▶ _Exercise task_
Reproduce every line of the material below, but drop the pictures.

________________

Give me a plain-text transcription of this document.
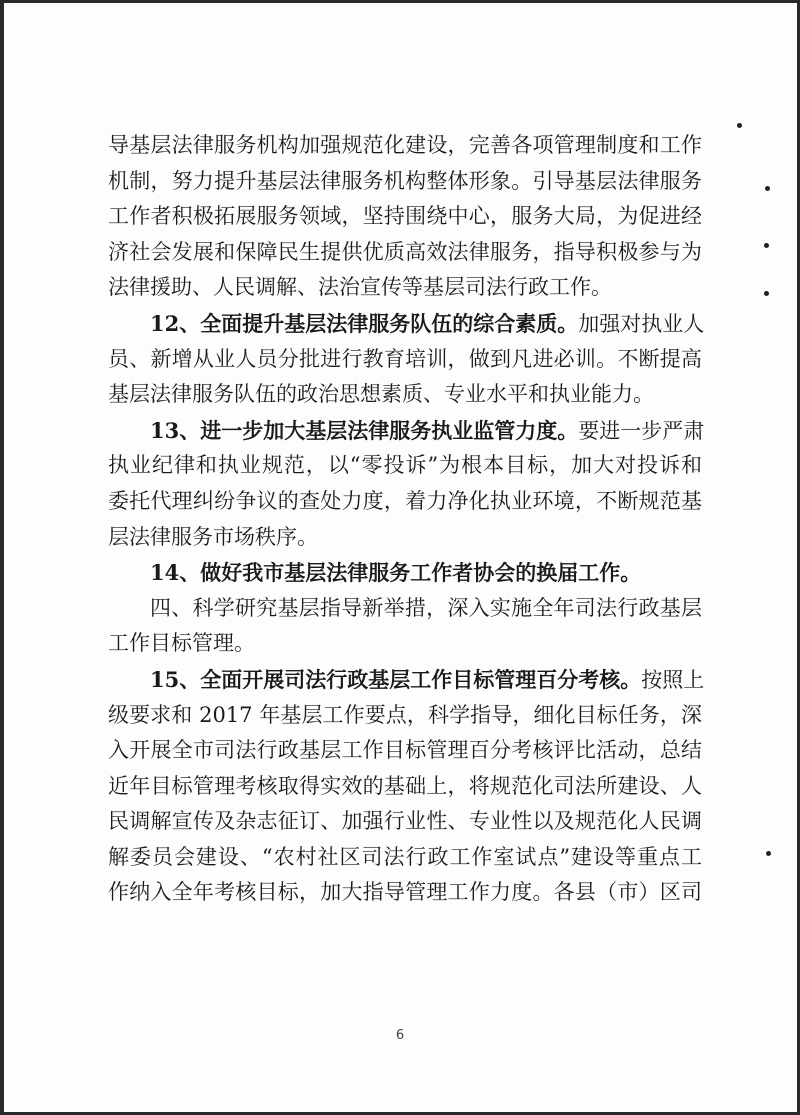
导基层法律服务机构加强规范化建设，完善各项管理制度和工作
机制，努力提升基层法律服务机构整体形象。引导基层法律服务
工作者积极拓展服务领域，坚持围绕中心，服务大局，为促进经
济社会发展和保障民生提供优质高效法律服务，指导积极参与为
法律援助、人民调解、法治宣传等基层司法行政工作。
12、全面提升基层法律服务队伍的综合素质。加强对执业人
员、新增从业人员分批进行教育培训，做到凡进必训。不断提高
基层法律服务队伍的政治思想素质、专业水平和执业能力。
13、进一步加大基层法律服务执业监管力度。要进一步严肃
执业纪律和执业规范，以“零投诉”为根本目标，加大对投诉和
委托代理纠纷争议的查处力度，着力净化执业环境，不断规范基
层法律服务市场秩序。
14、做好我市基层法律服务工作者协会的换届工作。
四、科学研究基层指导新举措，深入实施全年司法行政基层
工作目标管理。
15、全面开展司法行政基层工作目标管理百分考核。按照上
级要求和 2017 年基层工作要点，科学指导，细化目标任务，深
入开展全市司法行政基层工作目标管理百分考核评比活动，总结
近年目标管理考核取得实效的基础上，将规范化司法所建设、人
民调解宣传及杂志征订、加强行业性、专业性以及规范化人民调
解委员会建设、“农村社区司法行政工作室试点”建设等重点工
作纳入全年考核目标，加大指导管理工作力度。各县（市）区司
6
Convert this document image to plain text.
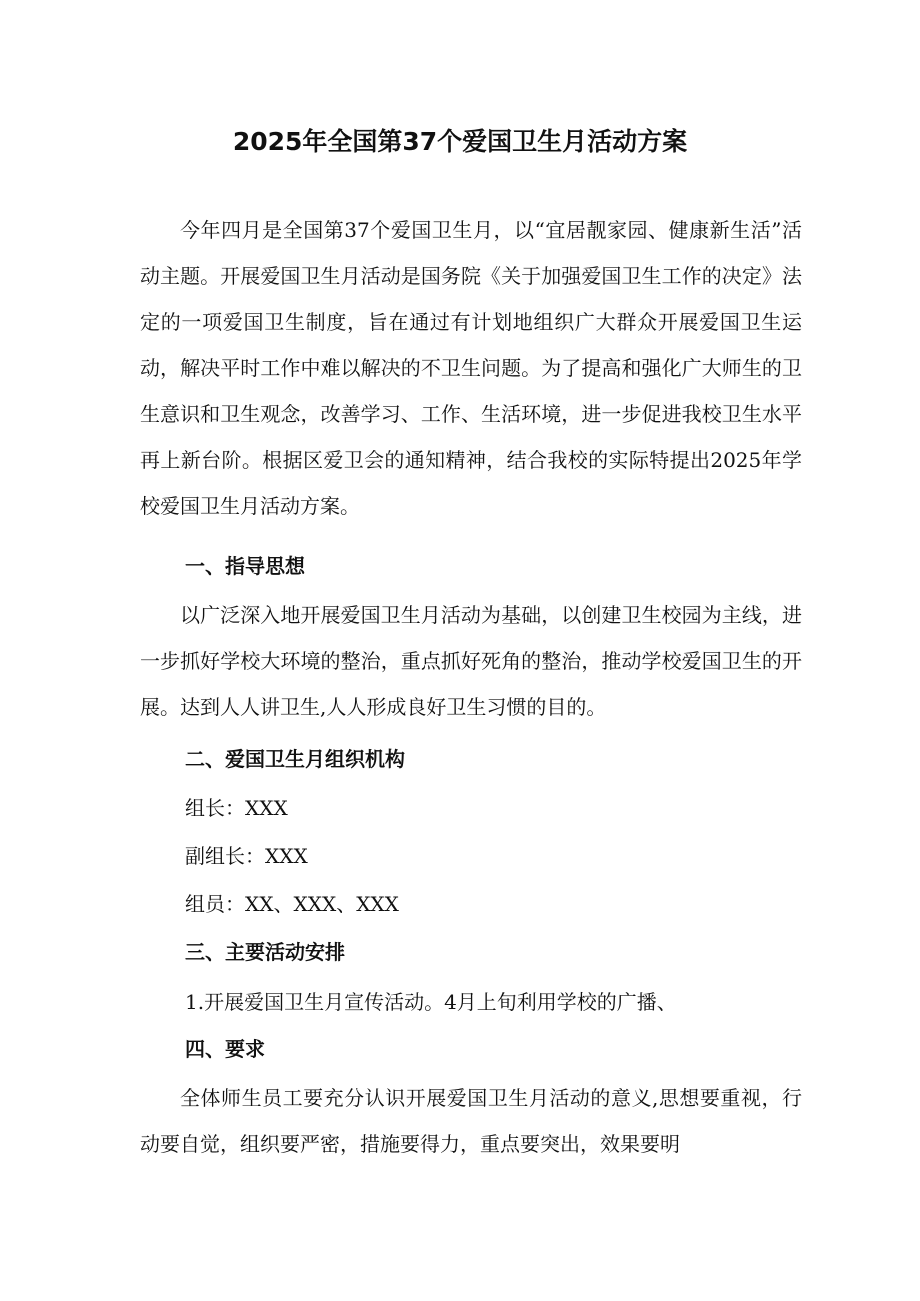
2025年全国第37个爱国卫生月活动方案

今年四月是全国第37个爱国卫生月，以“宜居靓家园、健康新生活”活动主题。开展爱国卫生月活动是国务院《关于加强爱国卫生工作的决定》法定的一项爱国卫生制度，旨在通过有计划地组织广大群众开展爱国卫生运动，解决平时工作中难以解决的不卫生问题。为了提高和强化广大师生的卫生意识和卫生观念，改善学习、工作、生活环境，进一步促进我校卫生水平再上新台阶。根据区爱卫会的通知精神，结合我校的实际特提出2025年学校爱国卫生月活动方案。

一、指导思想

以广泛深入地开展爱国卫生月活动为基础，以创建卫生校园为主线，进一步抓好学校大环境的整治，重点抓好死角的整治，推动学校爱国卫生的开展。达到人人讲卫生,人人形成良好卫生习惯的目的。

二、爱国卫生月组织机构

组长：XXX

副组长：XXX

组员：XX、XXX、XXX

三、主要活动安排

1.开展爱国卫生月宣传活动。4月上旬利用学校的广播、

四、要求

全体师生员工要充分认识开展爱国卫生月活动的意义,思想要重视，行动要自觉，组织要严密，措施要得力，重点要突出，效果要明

________________

▶ _Written solution_
Give me a plain-text transcription of this document.
导基层法律服务机构加强规范化建设，完善各项管理制度和工作
机制，努力提升基层法律服务机构整体形象。引导基层法律服务
工作者积极拓展服务领域，坚持围绕中心，服务大局，为促进经
济社会发展和保障民生提供优质高效法律服务，指导积极参与为
法律援助、人民调解、法治宣传等基层司法行政工作。
12、全面提升基层法律服务队伍的综合素质。加强对执业人
员、新增从业人员分批进行教育培训，做到凡进必训。不断提高
基层法律服务队伍的政治思想素质、专业水平和执业能力。
13、进一步加大基层法律服务执业监管力度。要进一步严肃
执业纪律和执业规范，以“零投诉”为根本目标，加大对投诉和
委托代理纠纷争议的查处力度，着力净化执业环境，不断规范基
层法律服务市场秩序。
14、做好我市基层法律服务工作者协会的换届工作。
四、科学研究基层指导新举措，深入实施全年司法行政基层
工作目标管理。
15、全面开展司法行政基层工作目标管理百分考核。按照上
级要求和 2017 年基层工作要点，科学指导，细化目标任务，深
入开展全市司法行政基层工作目标管理百分考核评比活动，总结
近年目标管理考核取得实效的基础上，将规范化司法所建设、人
民调解宣传及杂志征订、加强行业性、专业性以及规范化人民调
解委员会建设、“农村社区司法行政工作室试点”建设等重点工
作纳入全年考核目标，加大指导管理工作力度。各县（市）区司
6
Convert this document image to plain text.
2025年全国第37个爱国卫生月活动方案

今年四月是全国第37个爱国卫生月，以“宜居靓家园、健康新生活”活动主题。开展爱国卫生月活动是国务院《关于加强爱国卫生工作的决定》法定的一项爱国卫生制度，旨在通过有计划地组织广大群众开展爱国卫生运动，解决平时工作中难以解决的不卫生问题。为了提高和强化广大师生的卫生意识和卫生观念，改善学习、工作、生活环境，进一步促进我校卫生水平再上新台阶。根据区爱卫会的通知精神，结合我校的实际特提出2025年学校爱国卫生月活动方案。

一、指导思想

以广泛深入地开展爱国卫生月活动为基础，以创建卫生校园为主线，进一步抓好学校大环境的整治，重点抓好死角的整治，推动学校爱国卫生的开展。达到人人讲卫生,人人形成良好卫生习惯的目的。

二、爱国卫生月组织机构

组长：XXX

副组长：XXX

组员：XX、XXX、XXX

三、主要活动安排

1.开展爱国卫生月宣传活动。4月上旬利用学校的广播、

四、要求

全体师生员工要充分认识开展爱国卫生月活动的意义,思想要重视，行动要自觉，组织要严密，措施要得力，重点要突出，效果要明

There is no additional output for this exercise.